_Task statement_
Write the next portion of the passage on the critical infrastructure Partnership, starting after its final list item.

By doing so, the Partnership hopes to raise awareness and understanding 
of, and to serve, when appropriate, as a catalyst for action among, the 
owners and operators of critical infrastructures, the risk management 
and investment communities, other members of the business community, 
and state and local governments.
    How the Partnership conducts itself--how it is organized, and how 
it manages its on-going operations--will largely be determined by its 
industry members. For its part, the Federal Government is prepared to 
sponsor on behalf of the Partnership a series of conferences, meetings, 
and working groups with industry and government executives to:

   Exchanges views on issues of mutual interest to the 
        government and members of industry, including, but not limited 
        to:

           Interdependencies, including cross-sector 
        information sharing arrangements and the appropriate safeguards 
        for protecting the confidentiality of such information;

           Evolving threats to critical infrastructures;

           Education, training and workforce development;

           Standards and Best Practices;

           Technology and R&D;

           Risk Management: prevention, mitigation, response, 
        and reconstitution, including incident response management and 
        consequence management; and,

           Legal and regulatory matters.

_Supplied records_
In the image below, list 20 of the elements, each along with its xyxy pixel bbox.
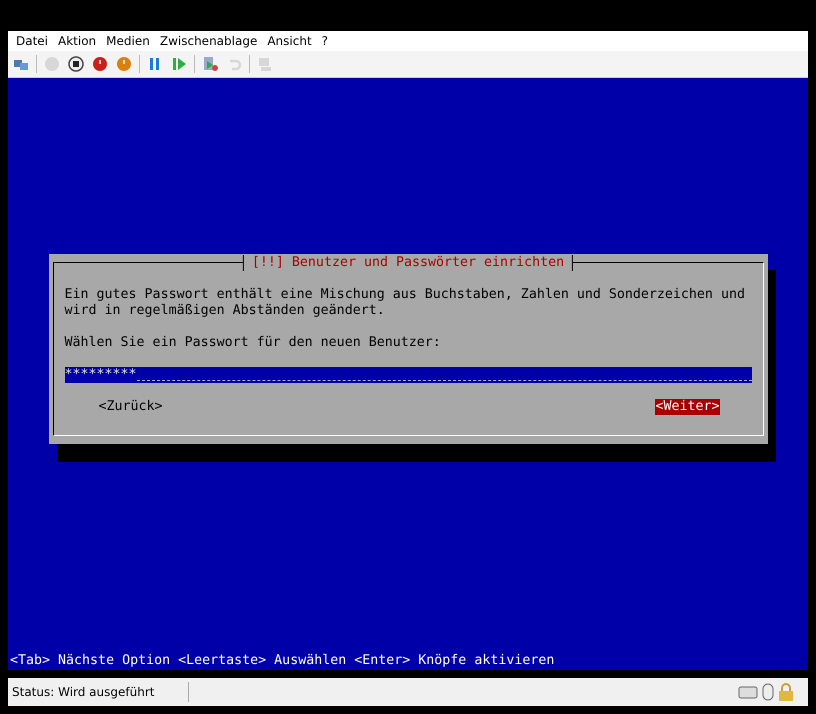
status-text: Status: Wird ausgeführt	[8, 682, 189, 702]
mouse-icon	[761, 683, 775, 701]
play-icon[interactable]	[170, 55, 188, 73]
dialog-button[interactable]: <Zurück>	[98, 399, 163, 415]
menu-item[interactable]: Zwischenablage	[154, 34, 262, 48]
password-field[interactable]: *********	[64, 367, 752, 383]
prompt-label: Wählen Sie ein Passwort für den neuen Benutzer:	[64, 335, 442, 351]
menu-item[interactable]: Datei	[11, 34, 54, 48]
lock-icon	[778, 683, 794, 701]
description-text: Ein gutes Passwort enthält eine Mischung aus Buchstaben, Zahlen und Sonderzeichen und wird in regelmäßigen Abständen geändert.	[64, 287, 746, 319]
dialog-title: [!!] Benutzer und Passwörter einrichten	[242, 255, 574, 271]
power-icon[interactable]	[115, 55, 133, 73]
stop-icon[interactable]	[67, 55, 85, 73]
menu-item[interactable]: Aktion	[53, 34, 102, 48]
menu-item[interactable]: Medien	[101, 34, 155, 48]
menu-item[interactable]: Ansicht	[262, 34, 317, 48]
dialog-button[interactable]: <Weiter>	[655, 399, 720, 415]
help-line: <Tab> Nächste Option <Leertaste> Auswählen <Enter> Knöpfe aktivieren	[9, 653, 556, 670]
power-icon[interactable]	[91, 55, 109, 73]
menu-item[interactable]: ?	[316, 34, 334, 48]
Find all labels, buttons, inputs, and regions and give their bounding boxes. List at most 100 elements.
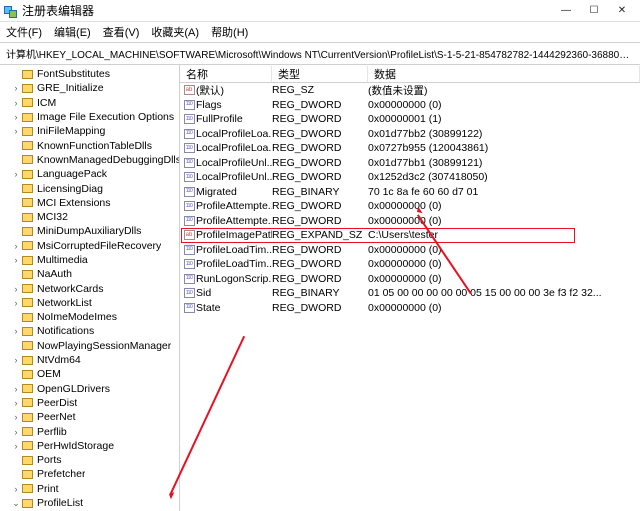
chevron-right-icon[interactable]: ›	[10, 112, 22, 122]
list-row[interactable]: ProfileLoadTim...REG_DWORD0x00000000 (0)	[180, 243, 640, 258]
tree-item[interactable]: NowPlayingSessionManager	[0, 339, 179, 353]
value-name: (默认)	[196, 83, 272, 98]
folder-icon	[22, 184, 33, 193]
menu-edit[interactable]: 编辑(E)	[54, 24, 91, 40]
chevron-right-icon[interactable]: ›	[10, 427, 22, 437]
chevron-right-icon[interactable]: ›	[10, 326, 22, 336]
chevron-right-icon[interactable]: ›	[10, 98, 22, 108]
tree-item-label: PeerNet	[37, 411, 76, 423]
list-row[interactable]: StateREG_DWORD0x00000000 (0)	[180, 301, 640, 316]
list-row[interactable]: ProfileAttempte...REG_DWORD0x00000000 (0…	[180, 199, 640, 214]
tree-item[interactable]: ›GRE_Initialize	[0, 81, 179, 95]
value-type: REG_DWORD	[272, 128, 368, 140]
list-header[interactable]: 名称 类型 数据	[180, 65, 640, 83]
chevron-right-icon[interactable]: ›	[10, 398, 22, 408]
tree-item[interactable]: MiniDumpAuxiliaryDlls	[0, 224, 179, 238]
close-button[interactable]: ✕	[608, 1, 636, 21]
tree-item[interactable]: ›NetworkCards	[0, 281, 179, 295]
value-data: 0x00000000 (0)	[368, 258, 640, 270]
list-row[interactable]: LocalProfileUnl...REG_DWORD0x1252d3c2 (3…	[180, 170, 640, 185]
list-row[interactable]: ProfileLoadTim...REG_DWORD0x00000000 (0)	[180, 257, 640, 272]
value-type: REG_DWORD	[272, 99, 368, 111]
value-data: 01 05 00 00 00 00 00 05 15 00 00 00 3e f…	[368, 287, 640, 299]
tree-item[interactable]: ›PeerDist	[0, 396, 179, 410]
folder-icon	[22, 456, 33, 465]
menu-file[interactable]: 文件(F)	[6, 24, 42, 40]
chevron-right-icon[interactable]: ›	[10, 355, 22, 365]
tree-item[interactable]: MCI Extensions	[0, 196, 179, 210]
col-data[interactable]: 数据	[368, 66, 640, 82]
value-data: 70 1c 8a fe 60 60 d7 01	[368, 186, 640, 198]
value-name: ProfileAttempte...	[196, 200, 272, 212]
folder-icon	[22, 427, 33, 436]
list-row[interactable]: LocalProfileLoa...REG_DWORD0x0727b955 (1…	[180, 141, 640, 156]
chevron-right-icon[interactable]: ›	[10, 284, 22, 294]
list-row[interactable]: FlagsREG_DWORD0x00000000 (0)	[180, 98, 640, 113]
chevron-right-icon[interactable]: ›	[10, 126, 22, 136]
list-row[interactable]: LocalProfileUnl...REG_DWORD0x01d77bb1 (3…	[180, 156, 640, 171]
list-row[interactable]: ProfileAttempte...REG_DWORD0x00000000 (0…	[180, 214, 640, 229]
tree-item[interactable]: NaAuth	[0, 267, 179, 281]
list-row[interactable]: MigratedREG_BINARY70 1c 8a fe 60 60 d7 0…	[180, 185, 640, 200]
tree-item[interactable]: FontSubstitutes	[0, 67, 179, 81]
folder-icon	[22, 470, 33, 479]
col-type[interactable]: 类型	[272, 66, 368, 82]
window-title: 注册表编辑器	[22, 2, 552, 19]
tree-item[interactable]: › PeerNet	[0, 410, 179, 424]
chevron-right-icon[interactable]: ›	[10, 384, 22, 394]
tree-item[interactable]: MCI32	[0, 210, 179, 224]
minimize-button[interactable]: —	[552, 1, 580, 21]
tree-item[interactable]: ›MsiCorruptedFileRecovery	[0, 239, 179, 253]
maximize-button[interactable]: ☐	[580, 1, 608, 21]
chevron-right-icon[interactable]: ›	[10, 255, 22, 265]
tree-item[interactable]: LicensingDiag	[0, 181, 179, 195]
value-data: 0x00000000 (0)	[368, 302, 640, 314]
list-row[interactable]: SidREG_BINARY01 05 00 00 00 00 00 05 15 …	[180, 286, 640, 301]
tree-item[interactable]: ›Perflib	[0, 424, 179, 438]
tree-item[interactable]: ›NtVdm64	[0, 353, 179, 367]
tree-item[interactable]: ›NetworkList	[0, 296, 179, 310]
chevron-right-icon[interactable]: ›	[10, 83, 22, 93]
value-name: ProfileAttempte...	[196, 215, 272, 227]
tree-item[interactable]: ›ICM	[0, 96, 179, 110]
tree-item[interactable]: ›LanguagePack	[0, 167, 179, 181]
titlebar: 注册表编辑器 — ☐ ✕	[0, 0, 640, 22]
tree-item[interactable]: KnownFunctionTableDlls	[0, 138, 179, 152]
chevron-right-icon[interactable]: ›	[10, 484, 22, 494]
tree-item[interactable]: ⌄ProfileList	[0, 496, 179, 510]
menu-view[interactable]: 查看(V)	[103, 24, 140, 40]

_Written answer_
   Facilitate the participation of members of industry in the 
        ongoing development of the national plan for critical 
        infrastructure protection; and,
   Facilitate contributions by members of industry to the work 
        of the National Infrastructure Assurance Council.\1\
---------------------------------------------------------------------------
    \1\ President Clinton established the National Infrastructure 
Assurance Council (NIAC) by Executive Order 13130 on July 14, 1999. The 
Council will consist of up to 30 leaders in industry and state and 
local government. Its mandate is to advise and counsel the President on 
a range of policy matters relating to critical infrastructure 
assurance, including the enhancement of public-private partnerships, 
generally. The Partnership for Critical Infrastructure Security could 
serve as one important channel of communication to the NIAC, ensuring 
that Council members have the full benefit of a wide cross-section of 
industry views.
---------------------------------------------------------------------------
                                 ______
                                 

Responses of John Tritak to Questions From Senator Joseph R. Biden, Jr.

    Question 1. Mr. Tritak in light of privacy advocates' criticism of 
the Federal Intrusion Detection Network (FIDNet) program, how can you 
guarantee that civil liberties are protected and that FIDNet will not 
violate current privacy protection, wiretap and 4th amendment law?
    At the outset and before we can respond to your question fully, we 
need to make two observations as a backdrop for the discussion. First, 
the Federal Intrusion Detection Network (the ``FIDNet'') proposal was 
and continues to be a work in progress. Since the release of PDD-63 in 
May 1998, the Administration has worked carefully to identify the full 
range of possible security options that incorporate intrusion detection 
technology. The proposal as described in the earliest drafts of the 
National Plan has evolved considerably, and continues to evolve.
    The second point to be made is that, as underscored in the National 
Plan, the FIDNet proposal will be implemented in a manner consistent 
with all relevant laws, including privacy laws. Our legal analysis of 
the proposal--and our ongoing consultation with the Department of 
Justice--continues as part of a comprehensive interagency process and 
in tandem with the evolution of the FIDNet to assure its adherence to 
the spirit and letter of law.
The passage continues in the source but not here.